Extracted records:

____

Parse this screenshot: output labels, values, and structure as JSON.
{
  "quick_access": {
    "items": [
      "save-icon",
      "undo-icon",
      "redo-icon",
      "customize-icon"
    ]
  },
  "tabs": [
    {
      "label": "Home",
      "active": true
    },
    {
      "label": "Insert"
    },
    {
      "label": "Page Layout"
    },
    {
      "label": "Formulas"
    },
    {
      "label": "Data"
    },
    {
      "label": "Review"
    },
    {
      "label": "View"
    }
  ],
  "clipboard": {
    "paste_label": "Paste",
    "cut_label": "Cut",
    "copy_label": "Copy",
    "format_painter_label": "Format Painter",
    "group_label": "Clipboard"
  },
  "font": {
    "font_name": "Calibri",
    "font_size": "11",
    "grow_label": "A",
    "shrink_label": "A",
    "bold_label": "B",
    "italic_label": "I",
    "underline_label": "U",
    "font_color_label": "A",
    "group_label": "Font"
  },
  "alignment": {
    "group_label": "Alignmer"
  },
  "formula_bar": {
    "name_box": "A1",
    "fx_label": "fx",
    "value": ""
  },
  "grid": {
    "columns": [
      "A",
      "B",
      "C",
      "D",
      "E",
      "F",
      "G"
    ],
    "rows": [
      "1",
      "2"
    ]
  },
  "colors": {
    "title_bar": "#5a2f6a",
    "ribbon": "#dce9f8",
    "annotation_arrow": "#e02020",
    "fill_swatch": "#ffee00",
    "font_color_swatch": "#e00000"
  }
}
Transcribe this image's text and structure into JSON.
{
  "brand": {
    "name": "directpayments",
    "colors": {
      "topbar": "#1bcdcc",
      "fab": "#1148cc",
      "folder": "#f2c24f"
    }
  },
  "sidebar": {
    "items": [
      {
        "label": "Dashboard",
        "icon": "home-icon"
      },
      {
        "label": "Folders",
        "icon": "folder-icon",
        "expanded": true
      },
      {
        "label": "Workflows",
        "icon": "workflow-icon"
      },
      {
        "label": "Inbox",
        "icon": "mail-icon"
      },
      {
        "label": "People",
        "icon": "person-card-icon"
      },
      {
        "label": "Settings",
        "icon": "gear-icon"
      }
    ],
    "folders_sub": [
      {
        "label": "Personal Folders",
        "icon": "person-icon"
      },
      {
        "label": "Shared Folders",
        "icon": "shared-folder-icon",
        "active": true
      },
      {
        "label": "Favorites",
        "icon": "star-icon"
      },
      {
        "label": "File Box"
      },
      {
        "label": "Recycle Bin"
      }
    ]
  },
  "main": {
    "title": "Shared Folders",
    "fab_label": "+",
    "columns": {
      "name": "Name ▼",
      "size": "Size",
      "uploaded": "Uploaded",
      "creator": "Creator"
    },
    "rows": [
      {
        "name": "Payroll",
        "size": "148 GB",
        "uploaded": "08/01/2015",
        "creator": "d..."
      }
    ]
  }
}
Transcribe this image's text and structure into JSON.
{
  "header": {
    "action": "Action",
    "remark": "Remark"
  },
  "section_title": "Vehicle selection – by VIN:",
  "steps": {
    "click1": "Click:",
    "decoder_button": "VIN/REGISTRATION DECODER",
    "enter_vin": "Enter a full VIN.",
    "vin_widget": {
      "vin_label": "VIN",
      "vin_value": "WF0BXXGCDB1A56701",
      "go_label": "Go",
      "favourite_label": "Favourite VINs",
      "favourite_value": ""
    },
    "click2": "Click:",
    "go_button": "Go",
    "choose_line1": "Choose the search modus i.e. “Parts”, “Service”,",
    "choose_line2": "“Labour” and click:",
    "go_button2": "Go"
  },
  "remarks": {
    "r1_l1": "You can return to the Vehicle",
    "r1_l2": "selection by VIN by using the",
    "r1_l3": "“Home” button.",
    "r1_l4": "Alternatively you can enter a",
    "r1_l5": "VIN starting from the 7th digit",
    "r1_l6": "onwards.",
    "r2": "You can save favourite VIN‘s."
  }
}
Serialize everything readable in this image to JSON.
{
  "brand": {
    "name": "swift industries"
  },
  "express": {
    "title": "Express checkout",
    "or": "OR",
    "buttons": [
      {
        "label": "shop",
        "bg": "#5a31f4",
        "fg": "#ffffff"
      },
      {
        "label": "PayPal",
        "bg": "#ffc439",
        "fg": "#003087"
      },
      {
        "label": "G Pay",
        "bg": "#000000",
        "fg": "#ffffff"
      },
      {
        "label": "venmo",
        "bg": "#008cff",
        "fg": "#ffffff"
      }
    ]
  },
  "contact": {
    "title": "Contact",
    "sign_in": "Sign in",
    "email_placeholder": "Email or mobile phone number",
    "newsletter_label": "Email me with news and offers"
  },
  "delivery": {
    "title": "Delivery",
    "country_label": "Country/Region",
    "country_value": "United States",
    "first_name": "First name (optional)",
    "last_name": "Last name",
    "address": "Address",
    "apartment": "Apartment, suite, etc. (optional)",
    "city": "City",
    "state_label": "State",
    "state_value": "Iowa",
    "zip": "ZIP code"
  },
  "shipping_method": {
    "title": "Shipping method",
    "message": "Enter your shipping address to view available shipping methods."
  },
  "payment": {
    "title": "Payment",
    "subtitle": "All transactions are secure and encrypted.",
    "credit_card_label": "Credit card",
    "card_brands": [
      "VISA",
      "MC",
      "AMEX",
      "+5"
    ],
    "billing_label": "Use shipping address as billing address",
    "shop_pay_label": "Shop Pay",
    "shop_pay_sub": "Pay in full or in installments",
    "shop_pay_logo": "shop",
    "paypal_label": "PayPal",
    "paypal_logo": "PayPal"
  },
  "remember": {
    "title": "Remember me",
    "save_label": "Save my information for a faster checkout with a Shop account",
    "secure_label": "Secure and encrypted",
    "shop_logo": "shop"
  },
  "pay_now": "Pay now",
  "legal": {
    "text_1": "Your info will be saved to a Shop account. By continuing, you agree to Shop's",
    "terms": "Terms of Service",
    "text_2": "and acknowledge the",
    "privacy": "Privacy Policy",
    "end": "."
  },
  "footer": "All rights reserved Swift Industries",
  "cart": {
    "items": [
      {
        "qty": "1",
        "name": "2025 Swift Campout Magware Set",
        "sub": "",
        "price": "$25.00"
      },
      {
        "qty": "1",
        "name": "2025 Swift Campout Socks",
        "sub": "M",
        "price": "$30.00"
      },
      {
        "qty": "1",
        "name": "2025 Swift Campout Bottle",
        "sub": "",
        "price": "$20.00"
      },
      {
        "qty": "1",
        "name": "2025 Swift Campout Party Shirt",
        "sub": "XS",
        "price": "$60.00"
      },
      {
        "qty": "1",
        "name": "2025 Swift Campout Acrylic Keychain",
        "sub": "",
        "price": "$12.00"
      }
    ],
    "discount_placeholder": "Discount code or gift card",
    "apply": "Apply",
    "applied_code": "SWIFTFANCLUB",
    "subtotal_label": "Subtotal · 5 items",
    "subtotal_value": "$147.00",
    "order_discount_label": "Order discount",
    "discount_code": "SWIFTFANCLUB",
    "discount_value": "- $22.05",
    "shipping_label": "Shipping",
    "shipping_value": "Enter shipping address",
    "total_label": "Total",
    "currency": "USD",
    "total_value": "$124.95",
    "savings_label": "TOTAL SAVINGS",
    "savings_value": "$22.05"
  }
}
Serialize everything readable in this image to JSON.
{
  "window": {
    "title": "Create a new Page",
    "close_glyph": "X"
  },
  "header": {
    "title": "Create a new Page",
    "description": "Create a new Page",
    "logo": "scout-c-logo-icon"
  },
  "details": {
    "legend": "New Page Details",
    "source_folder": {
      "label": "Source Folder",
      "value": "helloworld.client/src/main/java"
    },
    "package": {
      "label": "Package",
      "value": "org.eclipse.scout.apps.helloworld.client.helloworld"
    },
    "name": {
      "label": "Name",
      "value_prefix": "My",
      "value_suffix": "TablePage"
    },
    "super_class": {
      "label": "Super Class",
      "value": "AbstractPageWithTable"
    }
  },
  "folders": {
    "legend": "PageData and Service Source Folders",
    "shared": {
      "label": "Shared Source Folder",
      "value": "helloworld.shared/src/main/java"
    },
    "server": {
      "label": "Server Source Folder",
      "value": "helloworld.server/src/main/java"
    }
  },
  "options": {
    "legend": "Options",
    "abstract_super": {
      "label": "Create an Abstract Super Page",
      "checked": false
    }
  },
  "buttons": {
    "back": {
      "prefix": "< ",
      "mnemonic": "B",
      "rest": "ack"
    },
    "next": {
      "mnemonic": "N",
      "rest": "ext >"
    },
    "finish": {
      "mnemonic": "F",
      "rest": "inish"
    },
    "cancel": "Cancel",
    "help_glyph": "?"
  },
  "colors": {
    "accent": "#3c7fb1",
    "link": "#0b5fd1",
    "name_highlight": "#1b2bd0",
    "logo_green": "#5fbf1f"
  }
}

____

▶ Exercise
Go through the listing above and pull out each line containing the word "helloworld".

▶ Output of the task
      "value": "helloworld.client/src/main/java"
      "value": "org.eclipse.scout.apps.helloworld.client.helloworld"
      "value": "helloworld.shared/src/main/java"
      "value": "helloworld.server/src/main/java"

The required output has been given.